[Excerpt to read — start]

Then to cap it all off......I spent a 25 year career in a field that I had no interest in and didn't even need a college degree for but I was in need of a paying job that would support a family. Now that I am retired......I am looking back to my roots.

My advice......he will figure it out, it is really normal, and let the slack out on the line. I know it is hard to do. My daughter changed majors three times before settling in accounting where we thought she belonged in the first place.

Gardenarian
12-5-15, 1:49am
Once; I switched from Physics to English when I was a junior. Too many uppity men in the physics dept. I wish I had known the term 'mansplaining' then - I was mansplained right out of there :/

cdttmm
12-5-15, 8:22am
Started out as an international relations major, changed to biology, then German, then music. Graduated in 4 years with a double major: music and linguistics. Never worked in either field. Went on to get a graduate degree in business and then later a graduate degree in positive psychology. One of my students asked me yesterday what my next graduate degree is going to be in -- I haven't even decided yet, but clearly my love of learning is showing. :~)

[Excerpt to read — finish]
[Stored data — start]

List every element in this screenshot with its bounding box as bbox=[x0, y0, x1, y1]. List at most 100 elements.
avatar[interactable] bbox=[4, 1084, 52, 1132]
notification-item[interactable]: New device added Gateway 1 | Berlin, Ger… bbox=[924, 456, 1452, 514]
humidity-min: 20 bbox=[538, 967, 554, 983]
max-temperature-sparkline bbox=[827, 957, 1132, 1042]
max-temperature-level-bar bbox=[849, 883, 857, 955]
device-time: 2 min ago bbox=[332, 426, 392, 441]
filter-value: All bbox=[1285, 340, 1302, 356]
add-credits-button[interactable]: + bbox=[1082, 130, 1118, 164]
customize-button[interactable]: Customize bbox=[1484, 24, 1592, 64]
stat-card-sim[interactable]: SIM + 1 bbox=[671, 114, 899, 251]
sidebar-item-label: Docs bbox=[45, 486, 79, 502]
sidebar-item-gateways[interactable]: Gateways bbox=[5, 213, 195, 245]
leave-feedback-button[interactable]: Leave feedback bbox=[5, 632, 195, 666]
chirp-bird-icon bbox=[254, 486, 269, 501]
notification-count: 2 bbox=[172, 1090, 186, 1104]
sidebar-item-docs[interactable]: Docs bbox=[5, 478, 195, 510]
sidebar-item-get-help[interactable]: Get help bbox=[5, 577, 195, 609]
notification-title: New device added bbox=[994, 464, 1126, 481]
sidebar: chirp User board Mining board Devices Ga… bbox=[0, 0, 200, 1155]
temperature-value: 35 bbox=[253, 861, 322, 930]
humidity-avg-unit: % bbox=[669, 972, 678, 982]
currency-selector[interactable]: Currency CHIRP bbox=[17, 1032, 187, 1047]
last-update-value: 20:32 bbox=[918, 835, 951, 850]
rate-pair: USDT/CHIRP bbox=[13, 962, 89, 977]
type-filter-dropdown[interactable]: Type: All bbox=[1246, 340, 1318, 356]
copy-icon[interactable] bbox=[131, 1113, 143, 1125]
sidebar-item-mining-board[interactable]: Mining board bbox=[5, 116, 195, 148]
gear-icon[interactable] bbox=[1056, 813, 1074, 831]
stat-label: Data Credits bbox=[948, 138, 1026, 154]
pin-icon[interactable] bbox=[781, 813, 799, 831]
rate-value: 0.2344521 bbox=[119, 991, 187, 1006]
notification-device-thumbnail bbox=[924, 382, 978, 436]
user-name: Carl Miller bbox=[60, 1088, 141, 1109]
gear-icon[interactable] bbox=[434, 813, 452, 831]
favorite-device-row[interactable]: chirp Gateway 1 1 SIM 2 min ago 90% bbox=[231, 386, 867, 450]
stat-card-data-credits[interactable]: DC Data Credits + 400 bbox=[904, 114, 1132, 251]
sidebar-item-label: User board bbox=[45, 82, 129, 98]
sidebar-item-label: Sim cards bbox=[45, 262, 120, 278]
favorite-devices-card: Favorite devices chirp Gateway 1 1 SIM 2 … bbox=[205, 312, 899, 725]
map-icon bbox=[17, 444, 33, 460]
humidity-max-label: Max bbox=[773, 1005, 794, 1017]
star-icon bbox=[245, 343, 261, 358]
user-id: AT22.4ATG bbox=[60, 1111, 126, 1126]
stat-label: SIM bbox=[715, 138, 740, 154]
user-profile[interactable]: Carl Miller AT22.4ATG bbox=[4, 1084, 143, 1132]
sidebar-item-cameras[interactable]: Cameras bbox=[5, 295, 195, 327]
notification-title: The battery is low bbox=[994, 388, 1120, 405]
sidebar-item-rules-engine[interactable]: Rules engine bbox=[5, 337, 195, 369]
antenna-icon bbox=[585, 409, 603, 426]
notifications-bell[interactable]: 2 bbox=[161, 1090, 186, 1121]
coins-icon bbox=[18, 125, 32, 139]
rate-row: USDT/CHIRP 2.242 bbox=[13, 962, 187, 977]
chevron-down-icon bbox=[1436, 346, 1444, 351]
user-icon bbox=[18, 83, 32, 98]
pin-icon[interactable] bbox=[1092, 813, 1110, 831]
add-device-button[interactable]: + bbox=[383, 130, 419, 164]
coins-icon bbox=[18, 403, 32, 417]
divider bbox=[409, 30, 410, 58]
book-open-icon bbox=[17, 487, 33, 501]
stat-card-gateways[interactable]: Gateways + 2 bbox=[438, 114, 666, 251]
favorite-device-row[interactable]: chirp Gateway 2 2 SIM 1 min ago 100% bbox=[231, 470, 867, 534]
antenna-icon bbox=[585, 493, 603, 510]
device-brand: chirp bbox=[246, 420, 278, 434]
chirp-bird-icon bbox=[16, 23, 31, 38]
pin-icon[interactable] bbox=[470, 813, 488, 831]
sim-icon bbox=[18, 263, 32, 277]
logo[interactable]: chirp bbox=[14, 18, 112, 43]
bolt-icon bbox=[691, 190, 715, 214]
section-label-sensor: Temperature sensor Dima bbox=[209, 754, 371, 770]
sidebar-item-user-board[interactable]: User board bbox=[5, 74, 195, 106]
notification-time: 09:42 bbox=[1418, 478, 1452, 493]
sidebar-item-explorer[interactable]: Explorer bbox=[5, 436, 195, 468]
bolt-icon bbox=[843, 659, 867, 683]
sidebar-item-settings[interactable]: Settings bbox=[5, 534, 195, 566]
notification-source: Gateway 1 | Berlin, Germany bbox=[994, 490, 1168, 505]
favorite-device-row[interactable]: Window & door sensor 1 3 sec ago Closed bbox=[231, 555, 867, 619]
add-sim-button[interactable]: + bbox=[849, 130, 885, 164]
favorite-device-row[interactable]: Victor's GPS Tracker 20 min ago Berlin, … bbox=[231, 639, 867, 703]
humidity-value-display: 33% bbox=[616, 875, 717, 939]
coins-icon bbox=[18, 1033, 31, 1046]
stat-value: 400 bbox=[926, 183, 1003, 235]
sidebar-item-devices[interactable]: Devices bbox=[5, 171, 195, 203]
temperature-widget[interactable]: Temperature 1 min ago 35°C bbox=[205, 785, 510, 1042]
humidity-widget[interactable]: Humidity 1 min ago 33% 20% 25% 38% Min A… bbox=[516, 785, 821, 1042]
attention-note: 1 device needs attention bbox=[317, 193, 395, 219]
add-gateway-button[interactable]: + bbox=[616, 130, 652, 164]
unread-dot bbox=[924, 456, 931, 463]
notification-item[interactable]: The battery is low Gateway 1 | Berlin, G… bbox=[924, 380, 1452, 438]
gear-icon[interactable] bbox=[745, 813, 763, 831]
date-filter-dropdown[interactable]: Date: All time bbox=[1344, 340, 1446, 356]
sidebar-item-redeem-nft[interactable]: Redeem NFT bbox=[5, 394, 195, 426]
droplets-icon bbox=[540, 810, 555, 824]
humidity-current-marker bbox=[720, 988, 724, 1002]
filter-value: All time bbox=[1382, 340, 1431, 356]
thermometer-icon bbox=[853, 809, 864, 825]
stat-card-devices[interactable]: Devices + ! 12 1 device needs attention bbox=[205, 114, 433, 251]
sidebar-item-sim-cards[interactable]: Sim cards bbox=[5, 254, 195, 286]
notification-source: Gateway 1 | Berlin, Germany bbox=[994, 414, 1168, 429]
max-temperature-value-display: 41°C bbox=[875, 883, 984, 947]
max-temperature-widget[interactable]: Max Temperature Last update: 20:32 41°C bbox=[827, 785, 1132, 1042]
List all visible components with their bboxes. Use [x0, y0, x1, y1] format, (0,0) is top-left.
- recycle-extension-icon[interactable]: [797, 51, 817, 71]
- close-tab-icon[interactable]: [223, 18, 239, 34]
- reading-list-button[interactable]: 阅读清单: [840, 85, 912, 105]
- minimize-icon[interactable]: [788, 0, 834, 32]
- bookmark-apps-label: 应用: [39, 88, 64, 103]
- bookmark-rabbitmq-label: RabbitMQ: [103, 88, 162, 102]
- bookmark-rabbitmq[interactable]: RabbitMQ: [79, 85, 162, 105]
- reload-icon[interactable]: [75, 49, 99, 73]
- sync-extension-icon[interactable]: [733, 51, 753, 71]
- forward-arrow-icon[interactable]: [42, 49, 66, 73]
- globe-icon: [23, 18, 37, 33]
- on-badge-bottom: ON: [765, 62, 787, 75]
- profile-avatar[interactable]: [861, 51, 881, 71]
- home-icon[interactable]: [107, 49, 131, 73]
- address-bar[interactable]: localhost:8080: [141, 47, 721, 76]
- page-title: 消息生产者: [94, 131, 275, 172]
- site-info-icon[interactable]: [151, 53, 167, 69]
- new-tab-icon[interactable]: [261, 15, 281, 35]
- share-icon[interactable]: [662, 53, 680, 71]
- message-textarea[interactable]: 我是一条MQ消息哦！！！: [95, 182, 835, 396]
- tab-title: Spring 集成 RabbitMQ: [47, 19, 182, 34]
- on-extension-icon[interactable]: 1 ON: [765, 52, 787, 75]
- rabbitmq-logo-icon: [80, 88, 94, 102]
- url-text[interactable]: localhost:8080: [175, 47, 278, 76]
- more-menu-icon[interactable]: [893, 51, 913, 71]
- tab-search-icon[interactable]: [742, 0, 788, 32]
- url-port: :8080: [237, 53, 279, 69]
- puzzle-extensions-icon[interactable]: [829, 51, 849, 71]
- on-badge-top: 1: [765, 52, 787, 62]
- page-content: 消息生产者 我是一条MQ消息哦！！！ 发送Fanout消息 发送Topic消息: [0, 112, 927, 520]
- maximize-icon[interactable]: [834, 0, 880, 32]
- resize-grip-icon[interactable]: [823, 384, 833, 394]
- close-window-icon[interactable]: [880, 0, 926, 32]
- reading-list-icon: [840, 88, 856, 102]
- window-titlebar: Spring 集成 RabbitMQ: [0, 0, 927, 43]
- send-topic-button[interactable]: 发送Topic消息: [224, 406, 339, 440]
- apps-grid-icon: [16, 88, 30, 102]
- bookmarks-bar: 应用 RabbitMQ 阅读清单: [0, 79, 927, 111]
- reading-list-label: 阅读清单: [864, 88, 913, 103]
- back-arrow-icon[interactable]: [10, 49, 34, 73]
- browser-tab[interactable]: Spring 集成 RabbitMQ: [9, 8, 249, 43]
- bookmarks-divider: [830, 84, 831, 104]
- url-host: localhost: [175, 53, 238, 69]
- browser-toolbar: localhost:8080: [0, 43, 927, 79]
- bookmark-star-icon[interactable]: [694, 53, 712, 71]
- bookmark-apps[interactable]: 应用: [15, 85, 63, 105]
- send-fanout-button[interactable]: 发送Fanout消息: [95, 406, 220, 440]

[Stored data — finish]

Work request 1: From the forum thread about changing college majors, list every field of study that the poster cdttmm names as a major or graduate degree, in the order given.
Work request 2: Extend the forum thread about changing college majors by writing what comes after its final post.

Task answer 1: International relations, biology, German, music, linguistics, business, positive psychology

Task answer 2:
goldensmom
12-5-15, 9:10am
I never changed majors but added classes and ended up with 4 undergrad majors. Only one graduate major, however, as it was too hard while working full time and I was just tired of going to school.

bae
12-5-15, 3:25pm
Once. I switched from majoring in physics to a custom major of statistics, electrical engineering, computer science, and physics. With a minor in classics.

Williamsmith
12-6-15, 3:56am
I think those who change majors often in college make for better more committed spouses or partners......hey I'm sick of change.

JaneV2.0
12-6-15, 12:40pm
I never switched majors, but kept adding them: English writing, Spanish, Romance Languages, sociology...If I had stayed for another term or two I would have graduated with all kinds of degrees. Looking back, I just chose to study what came naturally to me--mostly useless stuff. There are so many more interesting courses of study today--and I did go back and get certificates in Technical Writing and Editing--that I would undoubtedly do things very differently. My career, such as it was, didn't require a degree. I'm not sure any job I've done did--maybe my technical editing internship. But I managed to support myself pretty well, and I can't discount that.

Chicken lady
12-6-15, 12:45pm
Hey williamsmith, some of us just know what we want up front! - 25 years and ticking....

Williamsmith
12-7-15, 2:55am
Hey williamsmith, some of us just know what we want up front! - 25 years and ticking....

I didn't know what I wanted but I lucked out and literally stumbled into a gem who I have been with officially for 32 years. She must have liked my long hair, mismatched clothes, hippie politics and lack of direction. Kinda like brInging a straggly starving filthy dog home. A fixer upper project. I'm almost completely rehabilitated now, a few fough edges but loyal.

Bronxboy
12-7-15, 10:31pm
Picked a major my senior year of high school and stuck with it.

Daughter has switched majors once (as a freshman), then added a minor, then made the minor a second major.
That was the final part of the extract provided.